Trecho exibido:
O medo da incerteza é refletido por Bauman quando faz uma releitura da obra clássica de Freud (2011), O mal-estar da civilização. Nesta obra, Freud fala do dilema humano entre a certeza da segurança e a incerteza da liberdade que Bauman afirma ter sido solucionado com a privatização da liberdade. A incerteza é, então, afastada do domínio da liberdade a medida que esta é exercida não a partir da busca de um espaço para a sua manifestação pública, mas sim da retração da sua expressão na segurança do domínio privado e de suas conexões.

Esta situação leva a, também se referindo a Freud, o que Marilena Chauí chama de "infantilização da sociedade". Para ela, a transformação dos desejos em impulsos fortalecidos pela sociedade de consumo, via os meios de comunicação de massa, faz desaparecer a diferença temporal entre o desejo e a sua satisfação - definição freudiana de infantilidade. Assim, querer ter passa a ter o mesmo significado de ter, perdendo-se a referência das ações necessárias - com as devidas consequências - para a satisfação deste desejo. A ideia de trabalho, no sentido de uma ação construtora e potencialmente viabilizadora de satisfação de desejos, perde sentido.

Dados extraídos:
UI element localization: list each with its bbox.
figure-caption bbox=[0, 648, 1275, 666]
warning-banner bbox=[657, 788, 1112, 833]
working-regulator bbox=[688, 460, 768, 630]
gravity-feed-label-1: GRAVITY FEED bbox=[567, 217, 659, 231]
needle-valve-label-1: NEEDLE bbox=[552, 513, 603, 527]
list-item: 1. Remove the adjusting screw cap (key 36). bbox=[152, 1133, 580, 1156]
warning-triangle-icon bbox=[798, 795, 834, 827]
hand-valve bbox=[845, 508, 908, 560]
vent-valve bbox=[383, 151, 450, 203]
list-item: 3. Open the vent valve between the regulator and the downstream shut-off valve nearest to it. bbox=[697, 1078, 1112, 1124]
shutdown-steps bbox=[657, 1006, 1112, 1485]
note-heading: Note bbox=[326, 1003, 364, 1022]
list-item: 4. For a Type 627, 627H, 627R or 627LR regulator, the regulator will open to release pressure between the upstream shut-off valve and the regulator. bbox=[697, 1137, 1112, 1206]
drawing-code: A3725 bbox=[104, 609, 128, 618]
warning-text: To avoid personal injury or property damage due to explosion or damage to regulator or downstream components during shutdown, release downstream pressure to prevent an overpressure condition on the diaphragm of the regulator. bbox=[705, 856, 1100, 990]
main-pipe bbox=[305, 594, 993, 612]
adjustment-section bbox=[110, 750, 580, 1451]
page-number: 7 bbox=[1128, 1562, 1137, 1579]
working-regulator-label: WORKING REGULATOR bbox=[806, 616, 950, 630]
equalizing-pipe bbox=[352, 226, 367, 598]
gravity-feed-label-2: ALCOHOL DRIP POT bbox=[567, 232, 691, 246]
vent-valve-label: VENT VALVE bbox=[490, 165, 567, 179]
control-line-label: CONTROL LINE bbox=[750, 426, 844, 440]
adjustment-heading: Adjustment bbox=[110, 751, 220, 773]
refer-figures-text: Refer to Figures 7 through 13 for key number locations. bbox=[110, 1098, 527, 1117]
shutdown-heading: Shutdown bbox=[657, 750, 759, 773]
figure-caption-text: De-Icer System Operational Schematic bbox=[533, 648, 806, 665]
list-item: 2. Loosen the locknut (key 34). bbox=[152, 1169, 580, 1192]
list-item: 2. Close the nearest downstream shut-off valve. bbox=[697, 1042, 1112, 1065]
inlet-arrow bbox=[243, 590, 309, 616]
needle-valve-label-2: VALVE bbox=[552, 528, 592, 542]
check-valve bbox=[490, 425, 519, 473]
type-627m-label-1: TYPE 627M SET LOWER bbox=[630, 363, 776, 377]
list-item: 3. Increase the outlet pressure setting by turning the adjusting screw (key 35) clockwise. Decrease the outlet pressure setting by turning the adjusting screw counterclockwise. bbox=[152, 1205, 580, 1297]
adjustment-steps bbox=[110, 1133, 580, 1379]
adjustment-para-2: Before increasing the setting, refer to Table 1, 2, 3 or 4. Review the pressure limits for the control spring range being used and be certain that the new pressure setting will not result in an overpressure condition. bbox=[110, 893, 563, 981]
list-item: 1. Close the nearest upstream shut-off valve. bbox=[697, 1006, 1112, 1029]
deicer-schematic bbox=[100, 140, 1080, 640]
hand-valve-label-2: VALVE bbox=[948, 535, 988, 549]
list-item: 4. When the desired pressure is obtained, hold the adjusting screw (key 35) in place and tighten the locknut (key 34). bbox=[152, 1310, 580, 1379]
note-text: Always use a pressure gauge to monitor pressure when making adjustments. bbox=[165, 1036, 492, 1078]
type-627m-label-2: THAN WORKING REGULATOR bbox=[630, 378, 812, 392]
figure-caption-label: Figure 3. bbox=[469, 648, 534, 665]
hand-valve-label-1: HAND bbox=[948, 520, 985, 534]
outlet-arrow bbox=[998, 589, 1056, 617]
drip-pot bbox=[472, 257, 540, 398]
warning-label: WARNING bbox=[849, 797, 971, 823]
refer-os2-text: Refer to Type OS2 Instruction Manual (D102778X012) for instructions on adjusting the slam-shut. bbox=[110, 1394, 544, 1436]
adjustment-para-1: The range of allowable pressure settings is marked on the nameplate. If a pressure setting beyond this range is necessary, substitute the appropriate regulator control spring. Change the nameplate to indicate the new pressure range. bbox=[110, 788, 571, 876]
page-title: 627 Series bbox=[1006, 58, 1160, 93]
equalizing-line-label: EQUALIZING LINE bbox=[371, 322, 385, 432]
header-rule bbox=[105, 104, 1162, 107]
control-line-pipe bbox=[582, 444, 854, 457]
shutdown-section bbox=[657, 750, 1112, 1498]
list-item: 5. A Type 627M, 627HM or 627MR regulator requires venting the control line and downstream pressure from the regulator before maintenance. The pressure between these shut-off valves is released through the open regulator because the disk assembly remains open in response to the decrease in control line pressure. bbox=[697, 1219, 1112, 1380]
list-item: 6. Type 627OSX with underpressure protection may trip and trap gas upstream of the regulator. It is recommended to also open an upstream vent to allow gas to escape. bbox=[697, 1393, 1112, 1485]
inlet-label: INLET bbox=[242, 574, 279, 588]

Sua tarefa: Segundo o trecho exibido, qual é a definição freudiana de infantilidade?

Resposta abaixo: O desaparecimento da diferença temporal entre o desejo e a sua satisfação.